TASK REQUIREMENTS - Tally the lines that contain the string "Chapter" and give the number by itself.

begin

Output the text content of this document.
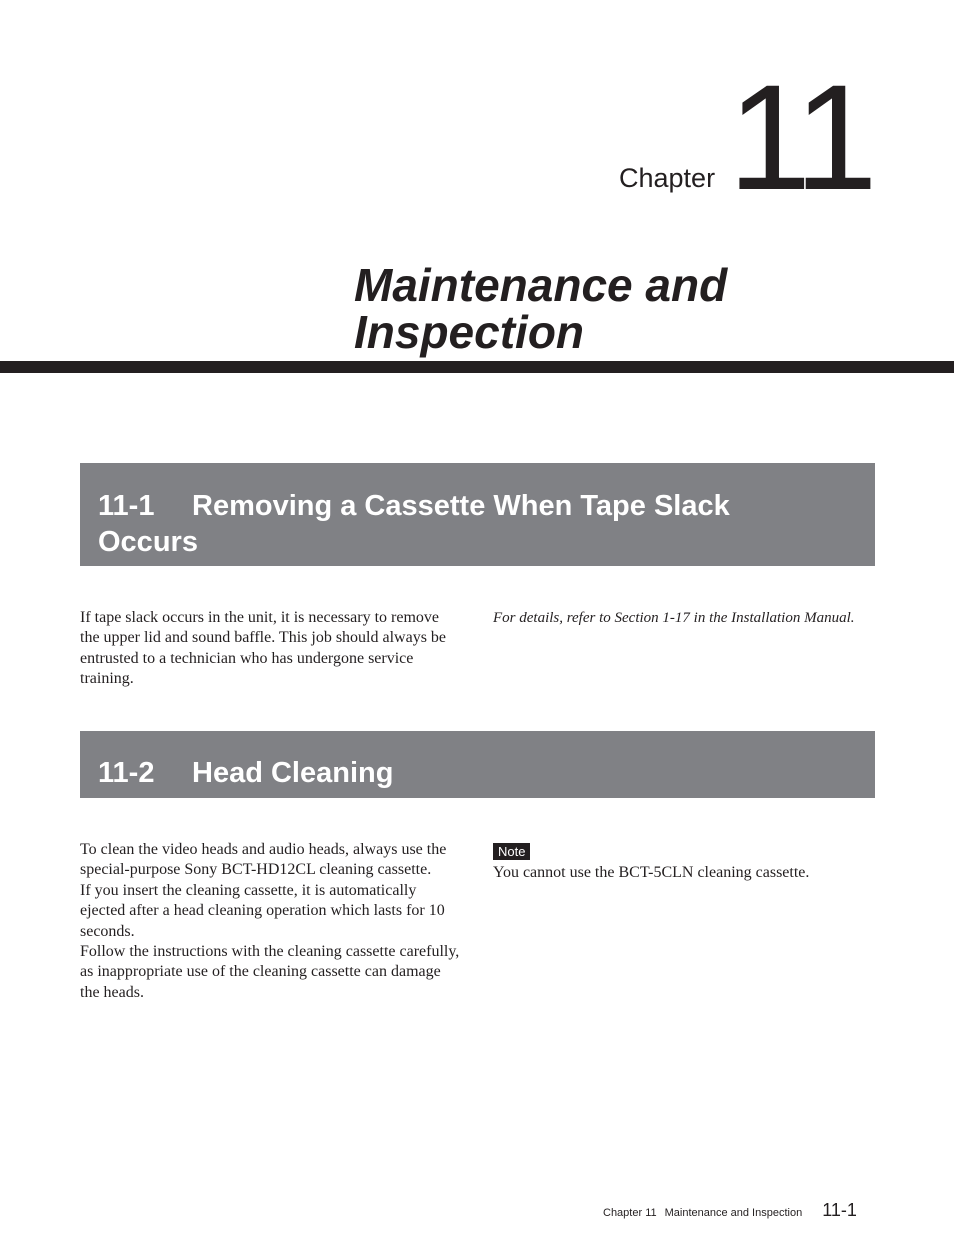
Chapter 11
Maintenance and
Inspection
11-1 Removing a Cassette When Tape Slack
Occurs

If tape slack occurs in the unit, it is necessary to remove the upper lid and sound baffle. This job should always be entrusted to a technician who has undergone service training.

For details, refer to Section 1-17 in the Installation Manual.
11-2 Head Cleaning

To clean the video heads and audio heads, always use the special-purpose Sony BCT-HD12CL cleaning cassette.

If you insert the cleaning cassette, it is automatically ejected after a head cleaning operation which lasts for 10 seconds.

Follow the instructions with the cleaning cassette carefully, as inappropriate use of the cleaning cassette can damage the heads.

Note
You cannot use the BCT-5CLN cleaning cassette.
Chapter 11 Maintenance and Inspection 11-1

end

WRITTEN SOLUTION - 2